* DATA EXTRACT *
— START —

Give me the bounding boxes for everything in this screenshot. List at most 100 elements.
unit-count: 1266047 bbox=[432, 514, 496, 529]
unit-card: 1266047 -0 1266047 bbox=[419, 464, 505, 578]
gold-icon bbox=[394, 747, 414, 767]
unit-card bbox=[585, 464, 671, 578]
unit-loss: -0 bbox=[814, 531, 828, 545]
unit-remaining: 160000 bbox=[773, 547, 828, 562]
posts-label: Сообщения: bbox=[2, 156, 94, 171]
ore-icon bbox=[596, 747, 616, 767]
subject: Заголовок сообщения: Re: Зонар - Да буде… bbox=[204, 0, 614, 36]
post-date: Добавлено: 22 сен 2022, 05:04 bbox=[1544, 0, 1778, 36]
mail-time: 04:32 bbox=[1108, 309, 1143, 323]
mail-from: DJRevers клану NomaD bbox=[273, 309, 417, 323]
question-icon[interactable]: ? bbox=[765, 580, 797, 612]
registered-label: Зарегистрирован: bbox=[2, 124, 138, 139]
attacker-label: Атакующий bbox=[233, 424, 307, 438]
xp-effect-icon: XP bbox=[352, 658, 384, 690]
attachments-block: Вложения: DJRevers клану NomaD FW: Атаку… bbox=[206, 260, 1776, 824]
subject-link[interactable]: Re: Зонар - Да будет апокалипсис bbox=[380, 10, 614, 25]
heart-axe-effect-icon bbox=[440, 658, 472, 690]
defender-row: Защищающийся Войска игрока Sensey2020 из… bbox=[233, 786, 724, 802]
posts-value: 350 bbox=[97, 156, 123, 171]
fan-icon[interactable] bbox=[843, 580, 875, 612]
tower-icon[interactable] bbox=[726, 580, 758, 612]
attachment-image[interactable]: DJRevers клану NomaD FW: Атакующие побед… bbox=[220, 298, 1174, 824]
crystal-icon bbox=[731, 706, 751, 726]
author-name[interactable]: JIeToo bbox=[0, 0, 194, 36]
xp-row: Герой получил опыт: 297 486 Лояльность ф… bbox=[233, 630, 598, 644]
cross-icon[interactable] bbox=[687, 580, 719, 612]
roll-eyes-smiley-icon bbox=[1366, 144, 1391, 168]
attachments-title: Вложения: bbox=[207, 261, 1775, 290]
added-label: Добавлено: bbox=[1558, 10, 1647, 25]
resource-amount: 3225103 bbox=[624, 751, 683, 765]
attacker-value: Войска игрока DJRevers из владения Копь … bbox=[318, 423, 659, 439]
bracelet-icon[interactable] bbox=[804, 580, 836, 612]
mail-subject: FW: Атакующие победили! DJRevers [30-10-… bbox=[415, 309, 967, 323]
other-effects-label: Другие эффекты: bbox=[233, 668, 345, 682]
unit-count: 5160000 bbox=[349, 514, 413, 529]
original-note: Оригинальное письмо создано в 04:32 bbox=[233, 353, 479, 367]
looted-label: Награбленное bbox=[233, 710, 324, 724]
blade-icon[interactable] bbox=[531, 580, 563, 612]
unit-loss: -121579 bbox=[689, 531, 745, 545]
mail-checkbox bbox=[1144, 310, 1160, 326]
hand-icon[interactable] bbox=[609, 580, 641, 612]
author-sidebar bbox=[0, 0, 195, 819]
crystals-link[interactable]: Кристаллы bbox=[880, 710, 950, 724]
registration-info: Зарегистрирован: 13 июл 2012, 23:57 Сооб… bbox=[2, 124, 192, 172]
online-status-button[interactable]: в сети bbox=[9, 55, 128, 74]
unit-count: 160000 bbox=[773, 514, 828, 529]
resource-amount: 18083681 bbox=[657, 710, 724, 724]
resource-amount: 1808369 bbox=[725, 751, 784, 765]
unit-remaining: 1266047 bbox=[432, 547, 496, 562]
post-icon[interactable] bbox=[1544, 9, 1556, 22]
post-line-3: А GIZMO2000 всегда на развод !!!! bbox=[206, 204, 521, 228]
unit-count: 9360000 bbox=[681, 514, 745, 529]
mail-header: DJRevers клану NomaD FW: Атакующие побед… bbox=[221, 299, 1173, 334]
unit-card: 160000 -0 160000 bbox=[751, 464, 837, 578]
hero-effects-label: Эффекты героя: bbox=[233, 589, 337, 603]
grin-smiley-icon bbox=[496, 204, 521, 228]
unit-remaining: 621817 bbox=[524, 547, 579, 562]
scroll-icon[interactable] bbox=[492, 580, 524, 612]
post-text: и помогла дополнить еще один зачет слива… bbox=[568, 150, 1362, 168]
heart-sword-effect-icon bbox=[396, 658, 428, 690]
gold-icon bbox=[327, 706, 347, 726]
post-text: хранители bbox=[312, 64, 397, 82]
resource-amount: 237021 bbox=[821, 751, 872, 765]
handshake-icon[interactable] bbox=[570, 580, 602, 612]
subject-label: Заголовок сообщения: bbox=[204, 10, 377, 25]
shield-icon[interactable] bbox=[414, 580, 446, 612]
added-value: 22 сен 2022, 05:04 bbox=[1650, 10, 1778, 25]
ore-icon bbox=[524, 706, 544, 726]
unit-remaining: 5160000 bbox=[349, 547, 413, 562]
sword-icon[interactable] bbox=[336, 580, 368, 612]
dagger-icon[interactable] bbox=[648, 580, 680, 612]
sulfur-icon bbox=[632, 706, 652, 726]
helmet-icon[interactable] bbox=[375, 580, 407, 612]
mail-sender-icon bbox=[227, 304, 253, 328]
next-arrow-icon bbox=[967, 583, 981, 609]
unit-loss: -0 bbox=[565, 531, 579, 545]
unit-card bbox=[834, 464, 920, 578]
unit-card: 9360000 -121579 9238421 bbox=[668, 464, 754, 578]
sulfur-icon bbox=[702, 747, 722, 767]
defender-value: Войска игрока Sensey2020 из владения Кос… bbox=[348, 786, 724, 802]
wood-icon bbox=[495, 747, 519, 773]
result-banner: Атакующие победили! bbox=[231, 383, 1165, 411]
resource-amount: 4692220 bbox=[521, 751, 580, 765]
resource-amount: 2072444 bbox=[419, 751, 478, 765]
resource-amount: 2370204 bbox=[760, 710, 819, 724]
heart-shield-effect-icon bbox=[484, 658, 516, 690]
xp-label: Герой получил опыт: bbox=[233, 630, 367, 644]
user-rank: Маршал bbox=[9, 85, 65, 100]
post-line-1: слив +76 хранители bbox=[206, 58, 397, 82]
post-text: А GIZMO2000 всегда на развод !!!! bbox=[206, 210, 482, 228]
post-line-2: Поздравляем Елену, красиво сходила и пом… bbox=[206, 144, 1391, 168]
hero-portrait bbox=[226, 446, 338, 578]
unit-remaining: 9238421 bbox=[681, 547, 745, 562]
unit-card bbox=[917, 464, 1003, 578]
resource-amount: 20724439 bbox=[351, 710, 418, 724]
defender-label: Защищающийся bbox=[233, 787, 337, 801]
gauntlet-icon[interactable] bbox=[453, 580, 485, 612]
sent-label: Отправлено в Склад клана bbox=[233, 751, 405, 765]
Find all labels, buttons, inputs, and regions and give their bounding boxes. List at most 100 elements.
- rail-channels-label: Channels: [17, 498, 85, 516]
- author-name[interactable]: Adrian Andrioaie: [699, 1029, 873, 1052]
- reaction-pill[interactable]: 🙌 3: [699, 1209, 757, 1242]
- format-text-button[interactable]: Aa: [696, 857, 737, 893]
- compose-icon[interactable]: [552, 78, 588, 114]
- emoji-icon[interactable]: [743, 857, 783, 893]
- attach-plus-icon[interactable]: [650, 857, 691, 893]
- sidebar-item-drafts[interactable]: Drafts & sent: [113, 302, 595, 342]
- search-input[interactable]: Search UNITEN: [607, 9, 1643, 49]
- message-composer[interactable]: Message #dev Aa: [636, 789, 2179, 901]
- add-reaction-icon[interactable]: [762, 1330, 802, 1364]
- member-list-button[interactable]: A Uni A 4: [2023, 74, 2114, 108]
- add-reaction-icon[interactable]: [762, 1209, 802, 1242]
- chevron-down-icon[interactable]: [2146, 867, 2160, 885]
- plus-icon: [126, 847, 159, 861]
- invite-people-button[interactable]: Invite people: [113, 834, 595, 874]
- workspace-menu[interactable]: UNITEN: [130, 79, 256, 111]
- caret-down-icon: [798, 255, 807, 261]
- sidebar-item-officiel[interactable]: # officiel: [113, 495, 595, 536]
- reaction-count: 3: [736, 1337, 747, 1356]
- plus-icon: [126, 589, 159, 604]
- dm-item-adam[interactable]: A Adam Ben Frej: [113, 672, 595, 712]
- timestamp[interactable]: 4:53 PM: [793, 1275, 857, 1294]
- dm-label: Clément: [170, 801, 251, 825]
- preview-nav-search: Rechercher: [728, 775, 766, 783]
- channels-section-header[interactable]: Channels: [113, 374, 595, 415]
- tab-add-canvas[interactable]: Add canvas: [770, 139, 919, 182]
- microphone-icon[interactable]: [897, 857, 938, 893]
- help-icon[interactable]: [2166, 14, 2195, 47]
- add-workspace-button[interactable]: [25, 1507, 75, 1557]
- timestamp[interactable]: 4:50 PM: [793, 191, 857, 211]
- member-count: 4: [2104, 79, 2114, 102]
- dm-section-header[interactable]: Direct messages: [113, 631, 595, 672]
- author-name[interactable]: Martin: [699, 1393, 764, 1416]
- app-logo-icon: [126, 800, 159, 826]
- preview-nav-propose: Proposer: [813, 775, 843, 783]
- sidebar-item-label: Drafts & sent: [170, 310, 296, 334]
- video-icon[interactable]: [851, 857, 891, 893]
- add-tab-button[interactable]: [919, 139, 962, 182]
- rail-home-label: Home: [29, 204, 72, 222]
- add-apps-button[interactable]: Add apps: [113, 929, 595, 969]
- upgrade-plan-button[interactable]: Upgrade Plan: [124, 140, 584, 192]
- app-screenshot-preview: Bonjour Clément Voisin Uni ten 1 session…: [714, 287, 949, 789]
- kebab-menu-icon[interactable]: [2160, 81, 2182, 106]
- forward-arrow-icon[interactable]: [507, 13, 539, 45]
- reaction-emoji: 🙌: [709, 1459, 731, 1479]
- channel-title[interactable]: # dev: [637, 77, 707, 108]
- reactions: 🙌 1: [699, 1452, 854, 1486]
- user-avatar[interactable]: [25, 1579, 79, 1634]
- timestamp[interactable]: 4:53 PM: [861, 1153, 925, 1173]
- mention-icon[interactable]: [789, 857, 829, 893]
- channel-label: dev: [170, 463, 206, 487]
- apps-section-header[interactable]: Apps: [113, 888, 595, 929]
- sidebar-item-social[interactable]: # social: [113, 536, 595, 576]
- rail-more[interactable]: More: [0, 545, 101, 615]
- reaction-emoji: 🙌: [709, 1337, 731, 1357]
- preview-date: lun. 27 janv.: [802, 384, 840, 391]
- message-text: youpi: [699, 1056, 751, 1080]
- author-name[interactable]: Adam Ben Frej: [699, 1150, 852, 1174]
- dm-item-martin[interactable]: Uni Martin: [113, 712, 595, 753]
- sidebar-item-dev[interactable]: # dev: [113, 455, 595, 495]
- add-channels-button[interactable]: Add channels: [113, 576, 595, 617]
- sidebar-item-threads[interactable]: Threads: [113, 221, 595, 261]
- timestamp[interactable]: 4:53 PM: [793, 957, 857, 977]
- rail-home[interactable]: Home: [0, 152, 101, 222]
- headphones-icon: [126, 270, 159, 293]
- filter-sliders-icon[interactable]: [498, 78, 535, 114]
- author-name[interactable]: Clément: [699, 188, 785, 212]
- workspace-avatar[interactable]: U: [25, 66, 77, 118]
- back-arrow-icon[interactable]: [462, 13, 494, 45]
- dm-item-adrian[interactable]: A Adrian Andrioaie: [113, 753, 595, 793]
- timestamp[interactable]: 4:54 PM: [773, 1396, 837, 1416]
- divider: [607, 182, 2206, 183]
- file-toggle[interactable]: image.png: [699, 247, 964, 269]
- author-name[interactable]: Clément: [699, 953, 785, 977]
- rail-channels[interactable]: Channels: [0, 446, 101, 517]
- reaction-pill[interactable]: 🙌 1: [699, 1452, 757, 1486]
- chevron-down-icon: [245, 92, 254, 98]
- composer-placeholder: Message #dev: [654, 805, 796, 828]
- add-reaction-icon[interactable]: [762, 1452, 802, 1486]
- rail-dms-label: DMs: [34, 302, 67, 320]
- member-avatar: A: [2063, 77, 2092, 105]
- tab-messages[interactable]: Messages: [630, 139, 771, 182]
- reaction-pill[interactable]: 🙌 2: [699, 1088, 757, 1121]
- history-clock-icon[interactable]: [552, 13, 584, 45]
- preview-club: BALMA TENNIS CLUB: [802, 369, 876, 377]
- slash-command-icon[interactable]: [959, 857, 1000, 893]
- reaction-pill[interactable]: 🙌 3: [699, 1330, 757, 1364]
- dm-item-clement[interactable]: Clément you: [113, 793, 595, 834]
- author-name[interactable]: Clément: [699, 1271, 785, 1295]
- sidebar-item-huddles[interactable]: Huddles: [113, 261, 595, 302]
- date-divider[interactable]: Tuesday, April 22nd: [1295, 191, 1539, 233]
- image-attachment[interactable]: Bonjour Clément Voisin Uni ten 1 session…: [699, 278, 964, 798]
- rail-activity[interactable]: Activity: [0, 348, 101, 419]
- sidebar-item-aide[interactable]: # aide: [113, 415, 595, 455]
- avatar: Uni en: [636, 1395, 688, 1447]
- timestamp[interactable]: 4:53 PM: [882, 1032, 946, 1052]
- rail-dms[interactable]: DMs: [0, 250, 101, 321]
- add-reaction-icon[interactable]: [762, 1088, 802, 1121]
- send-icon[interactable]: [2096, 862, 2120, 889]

— END —

* THE PROBLEM *
Copy out the rows word for word, beginning with the first one and continuing through the line that contains "attachments-block: Вложения: DJRevers".

* COMPLETED EXERCISE *
Give me the bounding boxes for everything in this screenshot. List at most 100 elements.
unit-count: 1266047 bbox=[432, 514, 496, 529]
unit-card: 1266047 -0 1266047 bbox=[419, 464, 505, 578]
gold-icon bbox=[394, 747, 414, 767]
unit-card bbox=[585, 464, 671, 578]
unit-loss: -0 bbox=[814, 531, 828, 545]
unit-remaining: 160000 bbox=[773, 547, 828, 562]
posts-label: Сообщения: bbox=[2, 156, 94, 171]
ore-icon bbox=[596, 747, 616, 767]
subject: Заголовок сообщения: Re: Зонар - Да буде… bbox=[204, 0, 614, 36]
post-date: Добавлено: 22 сен 2022, 05:04 bbox=[1544, 0, 1778, 36]
mail-time: 04:32 bbox=[1108, 309, 1143, 323]
mail-from: DJRevers клану NomaD bbox=[273, 309, 417, 323]
question-icon[interactable]: ? bbox=[765, 580, 797, 612]
registered-label: Зарегистрирован: bbox=[2, 124, 138, 139]
attacker-label: Атакующий bbox=[233, 424, 307, 438]
xp-effect-icon: XP bbox=[352, 658, 384, 690]
attachments-block: Вложения: DJRevers клану NomaD FW: Атаку… bbox=[206, 260, 1776, 824]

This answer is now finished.